[Records that describe figures]
<<<<

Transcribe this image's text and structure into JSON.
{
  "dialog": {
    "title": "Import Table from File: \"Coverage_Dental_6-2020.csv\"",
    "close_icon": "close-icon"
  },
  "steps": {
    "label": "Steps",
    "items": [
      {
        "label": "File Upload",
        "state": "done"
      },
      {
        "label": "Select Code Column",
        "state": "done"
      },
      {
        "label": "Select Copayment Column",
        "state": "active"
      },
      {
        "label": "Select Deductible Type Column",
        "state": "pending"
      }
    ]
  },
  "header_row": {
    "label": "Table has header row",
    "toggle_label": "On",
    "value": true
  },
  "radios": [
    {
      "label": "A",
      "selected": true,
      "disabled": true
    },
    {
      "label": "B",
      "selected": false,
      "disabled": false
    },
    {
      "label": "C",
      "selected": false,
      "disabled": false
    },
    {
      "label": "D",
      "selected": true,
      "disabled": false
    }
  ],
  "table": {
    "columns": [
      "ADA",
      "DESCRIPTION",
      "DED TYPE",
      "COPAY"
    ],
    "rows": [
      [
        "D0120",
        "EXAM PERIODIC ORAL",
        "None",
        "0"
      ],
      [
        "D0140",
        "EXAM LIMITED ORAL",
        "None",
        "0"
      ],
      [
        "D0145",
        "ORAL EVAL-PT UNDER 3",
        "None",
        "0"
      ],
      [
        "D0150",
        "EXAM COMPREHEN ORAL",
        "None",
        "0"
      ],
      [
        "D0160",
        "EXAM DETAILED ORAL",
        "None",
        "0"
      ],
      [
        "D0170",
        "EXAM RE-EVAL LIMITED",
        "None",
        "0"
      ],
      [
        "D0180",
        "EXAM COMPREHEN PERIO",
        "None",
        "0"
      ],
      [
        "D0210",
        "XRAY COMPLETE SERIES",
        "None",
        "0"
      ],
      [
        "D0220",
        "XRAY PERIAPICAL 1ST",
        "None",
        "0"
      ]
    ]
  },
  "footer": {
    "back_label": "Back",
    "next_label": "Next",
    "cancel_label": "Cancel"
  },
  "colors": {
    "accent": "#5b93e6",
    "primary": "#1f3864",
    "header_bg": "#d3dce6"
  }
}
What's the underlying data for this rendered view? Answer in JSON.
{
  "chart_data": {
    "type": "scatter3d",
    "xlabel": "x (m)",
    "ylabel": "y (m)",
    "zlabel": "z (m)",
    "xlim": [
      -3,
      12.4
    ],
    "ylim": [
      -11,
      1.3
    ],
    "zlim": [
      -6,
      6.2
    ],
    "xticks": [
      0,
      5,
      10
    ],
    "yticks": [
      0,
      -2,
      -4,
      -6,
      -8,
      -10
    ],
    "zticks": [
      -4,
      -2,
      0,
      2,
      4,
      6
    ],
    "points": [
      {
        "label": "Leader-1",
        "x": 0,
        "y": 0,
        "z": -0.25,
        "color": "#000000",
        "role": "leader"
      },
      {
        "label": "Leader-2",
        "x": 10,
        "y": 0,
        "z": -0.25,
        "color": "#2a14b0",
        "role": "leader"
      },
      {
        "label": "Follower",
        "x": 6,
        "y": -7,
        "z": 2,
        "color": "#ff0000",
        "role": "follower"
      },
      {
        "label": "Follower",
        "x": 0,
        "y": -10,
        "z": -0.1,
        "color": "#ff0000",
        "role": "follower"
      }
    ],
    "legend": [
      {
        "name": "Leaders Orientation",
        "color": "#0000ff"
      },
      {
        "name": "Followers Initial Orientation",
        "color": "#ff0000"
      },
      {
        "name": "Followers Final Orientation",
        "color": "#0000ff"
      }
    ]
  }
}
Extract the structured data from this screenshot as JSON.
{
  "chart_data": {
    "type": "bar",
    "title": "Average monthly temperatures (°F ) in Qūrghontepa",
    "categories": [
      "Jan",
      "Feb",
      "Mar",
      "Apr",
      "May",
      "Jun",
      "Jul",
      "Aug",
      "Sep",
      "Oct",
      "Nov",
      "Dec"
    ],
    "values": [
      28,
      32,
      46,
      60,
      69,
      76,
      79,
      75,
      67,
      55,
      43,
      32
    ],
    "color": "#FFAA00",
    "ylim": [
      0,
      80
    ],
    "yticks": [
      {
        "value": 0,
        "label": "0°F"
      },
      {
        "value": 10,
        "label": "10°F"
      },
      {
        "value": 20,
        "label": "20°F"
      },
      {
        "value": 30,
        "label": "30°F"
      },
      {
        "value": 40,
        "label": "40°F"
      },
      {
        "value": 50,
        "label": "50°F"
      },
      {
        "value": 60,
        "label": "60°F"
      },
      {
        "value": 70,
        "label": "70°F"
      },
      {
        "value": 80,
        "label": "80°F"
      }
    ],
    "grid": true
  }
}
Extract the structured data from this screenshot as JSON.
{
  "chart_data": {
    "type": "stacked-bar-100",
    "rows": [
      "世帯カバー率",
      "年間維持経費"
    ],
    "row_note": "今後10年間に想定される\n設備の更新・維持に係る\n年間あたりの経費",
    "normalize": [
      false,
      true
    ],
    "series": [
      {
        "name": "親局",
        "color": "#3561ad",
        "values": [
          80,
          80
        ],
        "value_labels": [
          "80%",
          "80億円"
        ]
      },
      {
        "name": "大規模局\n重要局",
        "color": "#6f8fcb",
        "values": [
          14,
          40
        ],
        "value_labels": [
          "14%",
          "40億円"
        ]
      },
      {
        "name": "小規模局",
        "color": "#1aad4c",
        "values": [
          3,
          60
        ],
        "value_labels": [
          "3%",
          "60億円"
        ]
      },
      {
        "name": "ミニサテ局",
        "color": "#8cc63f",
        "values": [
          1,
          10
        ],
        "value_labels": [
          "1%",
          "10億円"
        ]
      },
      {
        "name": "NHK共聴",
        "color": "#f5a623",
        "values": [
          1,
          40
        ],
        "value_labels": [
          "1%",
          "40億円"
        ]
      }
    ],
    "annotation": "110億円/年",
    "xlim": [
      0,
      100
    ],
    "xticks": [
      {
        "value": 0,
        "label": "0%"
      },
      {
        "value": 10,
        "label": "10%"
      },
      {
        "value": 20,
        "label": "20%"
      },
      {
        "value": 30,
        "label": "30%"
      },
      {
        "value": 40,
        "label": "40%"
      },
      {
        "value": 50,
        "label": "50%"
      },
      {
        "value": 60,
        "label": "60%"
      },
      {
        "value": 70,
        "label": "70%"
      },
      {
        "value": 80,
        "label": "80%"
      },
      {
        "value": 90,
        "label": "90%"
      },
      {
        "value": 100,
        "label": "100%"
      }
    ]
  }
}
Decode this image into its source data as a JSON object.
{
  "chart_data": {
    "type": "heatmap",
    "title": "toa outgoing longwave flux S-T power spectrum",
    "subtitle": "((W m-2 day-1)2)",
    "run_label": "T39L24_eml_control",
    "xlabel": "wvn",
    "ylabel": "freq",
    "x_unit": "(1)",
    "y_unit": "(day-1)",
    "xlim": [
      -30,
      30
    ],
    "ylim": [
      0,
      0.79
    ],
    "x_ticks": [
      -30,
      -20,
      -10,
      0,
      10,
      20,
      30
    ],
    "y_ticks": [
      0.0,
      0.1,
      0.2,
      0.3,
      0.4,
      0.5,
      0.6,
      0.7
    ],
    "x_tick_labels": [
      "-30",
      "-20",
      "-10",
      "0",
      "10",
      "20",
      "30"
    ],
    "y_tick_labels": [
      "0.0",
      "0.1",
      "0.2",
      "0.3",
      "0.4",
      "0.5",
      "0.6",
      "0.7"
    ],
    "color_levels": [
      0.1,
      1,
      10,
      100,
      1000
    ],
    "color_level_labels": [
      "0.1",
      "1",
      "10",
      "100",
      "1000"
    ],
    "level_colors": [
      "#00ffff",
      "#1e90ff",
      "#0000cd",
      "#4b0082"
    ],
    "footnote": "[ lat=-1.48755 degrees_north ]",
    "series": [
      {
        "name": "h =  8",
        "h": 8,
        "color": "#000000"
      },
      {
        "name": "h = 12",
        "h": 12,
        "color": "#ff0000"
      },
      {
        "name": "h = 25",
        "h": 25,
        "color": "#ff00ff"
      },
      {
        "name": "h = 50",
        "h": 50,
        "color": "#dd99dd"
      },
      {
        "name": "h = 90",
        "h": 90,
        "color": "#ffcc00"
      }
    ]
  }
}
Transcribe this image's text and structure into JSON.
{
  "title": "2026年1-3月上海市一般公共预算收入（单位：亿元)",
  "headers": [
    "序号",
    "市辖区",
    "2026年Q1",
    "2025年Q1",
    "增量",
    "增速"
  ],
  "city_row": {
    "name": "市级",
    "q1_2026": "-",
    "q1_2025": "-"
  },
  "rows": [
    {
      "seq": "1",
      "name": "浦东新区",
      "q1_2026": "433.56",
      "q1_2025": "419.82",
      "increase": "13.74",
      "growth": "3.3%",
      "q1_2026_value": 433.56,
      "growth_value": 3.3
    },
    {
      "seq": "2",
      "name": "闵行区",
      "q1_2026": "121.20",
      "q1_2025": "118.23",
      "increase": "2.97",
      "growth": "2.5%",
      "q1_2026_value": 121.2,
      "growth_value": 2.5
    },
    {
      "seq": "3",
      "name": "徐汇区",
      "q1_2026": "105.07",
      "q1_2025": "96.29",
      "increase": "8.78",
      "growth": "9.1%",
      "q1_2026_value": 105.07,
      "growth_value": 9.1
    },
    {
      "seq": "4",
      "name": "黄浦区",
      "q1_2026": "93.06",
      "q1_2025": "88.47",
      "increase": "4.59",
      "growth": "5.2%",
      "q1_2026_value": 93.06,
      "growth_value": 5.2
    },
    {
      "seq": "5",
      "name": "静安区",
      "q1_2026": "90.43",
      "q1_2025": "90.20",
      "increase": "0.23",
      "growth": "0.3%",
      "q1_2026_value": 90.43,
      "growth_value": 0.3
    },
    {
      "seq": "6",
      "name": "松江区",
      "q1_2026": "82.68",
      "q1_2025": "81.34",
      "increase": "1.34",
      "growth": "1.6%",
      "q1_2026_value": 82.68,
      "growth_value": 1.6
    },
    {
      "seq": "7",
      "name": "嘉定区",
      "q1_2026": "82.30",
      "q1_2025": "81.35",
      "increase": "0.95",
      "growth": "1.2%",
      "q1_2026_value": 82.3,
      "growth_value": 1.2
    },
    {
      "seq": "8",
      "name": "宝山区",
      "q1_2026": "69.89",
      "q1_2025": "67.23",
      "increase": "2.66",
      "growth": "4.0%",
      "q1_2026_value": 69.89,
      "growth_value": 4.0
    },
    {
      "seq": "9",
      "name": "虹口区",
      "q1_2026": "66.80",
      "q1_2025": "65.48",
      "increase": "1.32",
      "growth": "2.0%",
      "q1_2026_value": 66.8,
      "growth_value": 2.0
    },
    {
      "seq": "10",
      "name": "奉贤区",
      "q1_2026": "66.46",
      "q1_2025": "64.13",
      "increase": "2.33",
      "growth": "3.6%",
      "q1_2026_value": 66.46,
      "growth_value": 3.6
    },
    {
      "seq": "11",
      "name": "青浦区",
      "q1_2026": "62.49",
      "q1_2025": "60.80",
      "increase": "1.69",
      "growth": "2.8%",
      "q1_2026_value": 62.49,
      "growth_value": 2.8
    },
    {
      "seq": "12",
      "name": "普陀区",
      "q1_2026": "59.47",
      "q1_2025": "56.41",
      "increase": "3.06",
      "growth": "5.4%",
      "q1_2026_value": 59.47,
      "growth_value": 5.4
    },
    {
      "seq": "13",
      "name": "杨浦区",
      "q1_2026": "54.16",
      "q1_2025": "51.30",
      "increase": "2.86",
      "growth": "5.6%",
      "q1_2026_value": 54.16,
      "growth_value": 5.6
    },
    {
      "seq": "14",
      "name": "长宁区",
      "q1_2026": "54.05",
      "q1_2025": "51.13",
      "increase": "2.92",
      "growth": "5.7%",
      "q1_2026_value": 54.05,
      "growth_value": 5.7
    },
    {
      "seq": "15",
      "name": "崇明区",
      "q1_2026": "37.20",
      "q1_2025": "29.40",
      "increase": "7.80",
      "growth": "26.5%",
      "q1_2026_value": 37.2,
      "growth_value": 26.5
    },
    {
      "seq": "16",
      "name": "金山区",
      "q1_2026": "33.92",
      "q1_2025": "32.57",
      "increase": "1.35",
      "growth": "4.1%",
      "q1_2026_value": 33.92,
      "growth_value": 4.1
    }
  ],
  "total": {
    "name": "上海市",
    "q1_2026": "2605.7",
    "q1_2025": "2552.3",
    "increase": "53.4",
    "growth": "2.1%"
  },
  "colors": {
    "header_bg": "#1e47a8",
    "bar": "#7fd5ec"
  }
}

>>>>

• **PROBLEM TO SOLVE**: Select every line in the material above where the string "ORAL" occurs, and copy it.

• **REPLY**:
        "EXAM PERIODIC ORAL",
        "EXAM LIMITED ORAL",
        "ORAL EVAL-PT UNDER 3",
        "EXAM COMPREHEN ORAL",
        "EXAM DETAILED ORAL",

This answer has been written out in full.